Information given:
● ● ● ● ● ● ●

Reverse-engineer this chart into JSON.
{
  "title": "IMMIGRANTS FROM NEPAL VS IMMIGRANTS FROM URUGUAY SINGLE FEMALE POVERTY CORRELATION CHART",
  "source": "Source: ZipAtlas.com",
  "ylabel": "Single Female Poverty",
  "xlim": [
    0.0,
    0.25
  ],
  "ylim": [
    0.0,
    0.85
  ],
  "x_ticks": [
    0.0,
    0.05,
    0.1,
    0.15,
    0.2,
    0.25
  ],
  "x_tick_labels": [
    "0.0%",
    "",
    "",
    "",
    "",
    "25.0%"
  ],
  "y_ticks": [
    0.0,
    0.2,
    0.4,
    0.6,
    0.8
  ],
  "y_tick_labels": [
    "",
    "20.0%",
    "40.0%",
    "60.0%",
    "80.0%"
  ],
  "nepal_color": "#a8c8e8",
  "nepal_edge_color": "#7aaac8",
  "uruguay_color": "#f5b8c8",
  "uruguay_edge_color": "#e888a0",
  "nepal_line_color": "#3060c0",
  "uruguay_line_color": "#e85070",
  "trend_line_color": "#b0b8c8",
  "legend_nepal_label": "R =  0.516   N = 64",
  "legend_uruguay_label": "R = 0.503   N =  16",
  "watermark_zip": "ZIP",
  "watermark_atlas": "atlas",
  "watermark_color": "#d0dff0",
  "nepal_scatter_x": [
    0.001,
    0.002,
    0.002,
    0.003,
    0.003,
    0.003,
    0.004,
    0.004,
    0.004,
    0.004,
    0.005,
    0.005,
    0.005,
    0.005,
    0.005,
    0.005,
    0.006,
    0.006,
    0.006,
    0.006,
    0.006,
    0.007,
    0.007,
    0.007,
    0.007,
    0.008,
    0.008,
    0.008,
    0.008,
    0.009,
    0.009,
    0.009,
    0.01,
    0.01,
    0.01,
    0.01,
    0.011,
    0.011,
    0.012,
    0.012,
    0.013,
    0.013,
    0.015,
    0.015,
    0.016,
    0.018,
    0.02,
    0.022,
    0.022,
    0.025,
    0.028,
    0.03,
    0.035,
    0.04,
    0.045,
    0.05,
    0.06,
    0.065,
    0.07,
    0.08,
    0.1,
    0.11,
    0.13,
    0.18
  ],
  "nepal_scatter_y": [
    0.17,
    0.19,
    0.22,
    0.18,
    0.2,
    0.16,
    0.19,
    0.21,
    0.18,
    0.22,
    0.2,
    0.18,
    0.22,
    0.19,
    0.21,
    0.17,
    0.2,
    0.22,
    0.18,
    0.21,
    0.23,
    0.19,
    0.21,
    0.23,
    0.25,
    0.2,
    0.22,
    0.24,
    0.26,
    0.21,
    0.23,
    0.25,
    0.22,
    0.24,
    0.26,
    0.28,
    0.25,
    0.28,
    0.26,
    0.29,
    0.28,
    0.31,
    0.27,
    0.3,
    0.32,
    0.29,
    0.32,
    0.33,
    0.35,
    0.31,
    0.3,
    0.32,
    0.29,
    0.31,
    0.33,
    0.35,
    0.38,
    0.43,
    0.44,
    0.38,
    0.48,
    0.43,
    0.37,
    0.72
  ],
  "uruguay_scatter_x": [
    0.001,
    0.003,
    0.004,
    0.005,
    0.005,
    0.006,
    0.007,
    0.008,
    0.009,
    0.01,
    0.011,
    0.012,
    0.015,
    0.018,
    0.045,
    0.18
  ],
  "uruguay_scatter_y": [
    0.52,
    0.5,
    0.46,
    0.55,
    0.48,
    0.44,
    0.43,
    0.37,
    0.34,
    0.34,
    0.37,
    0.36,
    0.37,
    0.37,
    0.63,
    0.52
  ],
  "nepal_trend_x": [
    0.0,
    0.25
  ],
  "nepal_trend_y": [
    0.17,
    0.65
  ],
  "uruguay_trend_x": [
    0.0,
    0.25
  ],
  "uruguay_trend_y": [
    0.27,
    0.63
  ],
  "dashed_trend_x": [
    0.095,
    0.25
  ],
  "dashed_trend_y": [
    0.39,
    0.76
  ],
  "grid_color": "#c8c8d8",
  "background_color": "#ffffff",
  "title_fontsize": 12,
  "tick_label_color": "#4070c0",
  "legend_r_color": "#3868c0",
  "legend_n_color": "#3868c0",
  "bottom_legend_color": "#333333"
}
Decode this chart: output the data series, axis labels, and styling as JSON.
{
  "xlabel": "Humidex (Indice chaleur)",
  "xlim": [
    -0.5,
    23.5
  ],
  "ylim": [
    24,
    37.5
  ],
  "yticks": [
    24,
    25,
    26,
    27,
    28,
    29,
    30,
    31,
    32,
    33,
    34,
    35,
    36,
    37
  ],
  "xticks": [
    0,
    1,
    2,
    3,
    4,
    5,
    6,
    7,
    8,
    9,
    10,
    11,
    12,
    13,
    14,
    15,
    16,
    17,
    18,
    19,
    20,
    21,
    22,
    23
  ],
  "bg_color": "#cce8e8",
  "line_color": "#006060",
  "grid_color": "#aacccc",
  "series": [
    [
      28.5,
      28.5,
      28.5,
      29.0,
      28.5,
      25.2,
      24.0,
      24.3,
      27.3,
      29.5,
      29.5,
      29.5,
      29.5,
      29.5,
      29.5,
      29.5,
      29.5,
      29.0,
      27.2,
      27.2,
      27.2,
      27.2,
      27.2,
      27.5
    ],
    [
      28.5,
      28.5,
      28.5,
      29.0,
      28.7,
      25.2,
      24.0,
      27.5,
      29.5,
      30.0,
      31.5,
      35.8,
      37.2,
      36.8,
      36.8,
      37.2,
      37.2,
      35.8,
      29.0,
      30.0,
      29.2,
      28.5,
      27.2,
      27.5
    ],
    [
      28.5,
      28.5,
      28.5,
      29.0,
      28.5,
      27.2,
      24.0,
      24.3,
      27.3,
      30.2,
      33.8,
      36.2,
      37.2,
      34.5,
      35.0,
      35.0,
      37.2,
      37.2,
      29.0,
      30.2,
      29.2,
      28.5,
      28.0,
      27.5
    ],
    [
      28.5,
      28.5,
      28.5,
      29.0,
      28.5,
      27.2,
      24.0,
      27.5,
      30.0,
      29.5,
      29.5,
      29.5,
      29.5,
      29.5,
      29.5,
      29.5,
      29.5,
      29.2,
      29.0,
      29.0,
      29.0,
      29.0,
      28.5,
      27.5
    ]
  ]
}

● ● ● ● ● ● ●

Direction:
Take the lines above and retype all of them exactly.

Output below:
Reverse-engineer this chart into JSON.
{
  "title": "IMMIGRANTS FROM NEPAL VS IMMIGRANTS FROM URUGUAY SINGLE FEMALE POVERTY CORRELATION CHART",
  "source": "Source: ZipAtlas.com",
  "ylabel": "Single Female Poverty",
  "xlim": [
    0.0,
    0.25
  ],
  "ylim": [
    0.0,
    0.85
  ],
  "x_ticks": [
    0.0,
    0.05,
    0.1,
    0.15,
    0.2,
    0.25
  ],
  "x_tick_labels": [
    "0.0%",
    "",
    "",
    "",
    "",
    "25.0%"
  ],
  "y_ticks": [
    0.0,
    0.2,
    0.4,
    0.6,
    0.8
  ],
  "y_tick_labels": [
    "",
    "20.0%",
    "40.0%",
    "60.0%",
    "80.0%"
  ],
  "nepal_color": "#a8c8e8",
  "nepal_edge_color": "#7aaac8",
  "uruguay_color": "#f5b8c8",
  "uruguay_edge_color": "#e888a0",
  "nepal_line_color": "#3060c0",
  "uruguay_line_color": "#e85070",
  "trend_line_color": "#b0b8c8",
  "legend_nepal_label": "R =  0.516   N = 64",
  "legend_uruguay_label": "R = 0.503   N =  16",
  "watermark_zip": "ZIP",
  "watermark_atlas": "atlas",
  "watermark_color": "#d0dff0",
  "nepal_scatter_x": [
    0.001,
    0.002,
    0.002,
    0.003,
    0.003,
    0.003,
    0.004,
    0.004,
    0.004,
    0.004,
    0.005,
    0.005,
    0.005,
    0.005,
    0.005,
    0.005,
    0.006,
    0.006,
    0.006,
    0.006,
    0.006,
    0.007,
    0.007,
    0.007,
    0.007,
    0.008,
    0.008,
    0.008,
    0.008,
    0.009,
    0.009,
    0.009,
    0.01,
    0.01,
    0.01,
    0.01,
    0.011,
    0.011,
    0.012,
    0.012,
    0.013,
    0.013,
    0.015,
    0.015,
    0.016,
    0.018,
    0.02,
    0.022,
    0.022,
    0.025,
    0.028,
    0.03,
    0.035,
    0.04,
    0.045,
    0.05,
    0.06,
    0.065,
    0.07,
    0.08,
    0.1,
    0.11,
    0.13,
    0.18
  ],
  "nepal_scatter_y": [
    0.17,
    0.19,
    0.22,
    0.18,
    0.2,
    0.16,
    0.19,
    0.21,
    0.18,
    0.22,
    0.2,
    0.18,
    0.22,
    0.19,
    0.21,
    0.17,
    0.2,
    0.22,
    0.18,
    0.21,
    0.23,
    0.19,
    0.21,
    0.23,
    0.25,
    0.2,
    0.22,
    0.24,
    0.26,
    0.21,
    0.23,
    0.25,
    0.22,
    0.24,
    0.26,
    0.28,
    0.25,
    0.28,
    0.26,
    0.29,
    0.28,
    0.31,
    0.27,
    0.3,
    0.32,
    0.29,
    0.32,
    0.33,
    0.35,
    0.31,
    0.3,
    0.32,
    0.29,
    0.31,
    0.33,
    0.35,
    0.38,
    0.43,
    0.44,
    0.38,
    0.48,
    0.43,
    0.37,
    0.72
  ],
  "uruguay_scatter_x": [
    0.001,
    0.003,
    0.004,
    0.005,
    0.005,
    0.006,
    0.007,
    0.008,
    0.009,
    0.01,
    0.011,
    0.012,
    0.015,
    0.018,
    0.045,
    0.18
  ],
  "uruguay_scatter_y": [
    0.52,
    0.5,
    0.46,
    0.55,
    0.48,
    0.44,
    0.43,
    0.37,
    0.34,
    0.34,
    0.37,
    0.36,
    0.37,
    0.37,
    0.63,
    0.52
  ],
  "nepal_trend_x": [
    0.0,
    0.25
  ],
  "nepal_trend_y": [
    0.17,
    0.65
  ],
  "uruguay_trend_x": [
    0.0,
    0.25
  ],
  "uruguay_trend_y": [
    0.27,
    0.63
  ],
  "dashed_trend_x": [
    0.095,
    0.25
  ],
  "dashed_trend_y": [
    0.39,
    0.76
  ],
  "grid_color": "#c8c8d8",
  "background_color": "#ffffff",
  "title_fontsize": 12,
  "tick_label_color": "#4070c0",
  "legend_r_color": "#3868c0",
  "legend_n_color": "#3868c0",
  "bottom_legend_color": "#333333"
}
Decode this chart: output the data series, axis labels, and styling as JSON.
{
  "xlabel": "Humidex (Indice chaleur)",
  "xlim": [
    -0.5,
    23.5
  ],
  "ylim": [
    24,
    37.5
  ],
  "yticks": [
    24,
    25,
    26,
    27,
    28,
    29,
    30,
    31,
    32,
    33,
    34,
    35,
    36,
    37
  ],
  "xticks": [
    0,
    1,
    2,
    3,
    4,
    5,
    6,
    7,
    8,
    9,
    10,
    11,
    12,
    13,
    14,
    15,
    16,
    17,
    18,
    19,
    20,
    21,
    22,
    23
  ],
  "bg_color": "#cce8e8",
  "line_color": "#006060",
  "grid_color": "#aacccc",
  "series": [
    [
      28.5,
      28.5,
      28.5,
      29.0,
      28.5,
      25.2,
      24.0,
      24.3,
      27.3,
      29.5,
      29.5,
      29.5,
      29.5,
      29.5,
      29.5,
      29.5,
      29.5,
      29.0,
      27.2,
      27.2,
      27.2,
      27.2,
      27.2,
      27.5
    ],
    [
      28.5,
      28.5,
      28.5,
      29.0,
      28.7,
      25.2,
      24.0,
      27.5,
      29.5,
      30.0,
      31.5,
      35.8,
      37.2,
      36.8,
      36.8,
      37.2,
      37.2,
      35.8,
      29.0,
      30.0,
      29.2,
      28.5,
      27.2,
      27.5
    ],
    [
      28.5,
      28.5,
      28.5,
      29.0,
      28.5,
      27.2,
      24.0,
      24.3,
      27.3,
      30.2,
      33.8,
      36.2,
      37.2,
      34.5,
      35.0,
      35.0,
      37.2,
      37.2,
      29.0,
      30.2,
      29.2,
      28.5,
      28.0,
      27.5
    ],
    [
      28.5,
      28.5,
      28.5,
      29.0,
      28.5,
      27.2,
      24.0,
      27.5,
      30.0,
      29.5,
      29.5,
      29.5,
      29.5,
      29.5,
      29.5,
      29.5,
      29.5,
      29.2,
      29.0,
      29.0,
      29.0,
      29.0,
      28.5,
      27.5
    ]
  ]
}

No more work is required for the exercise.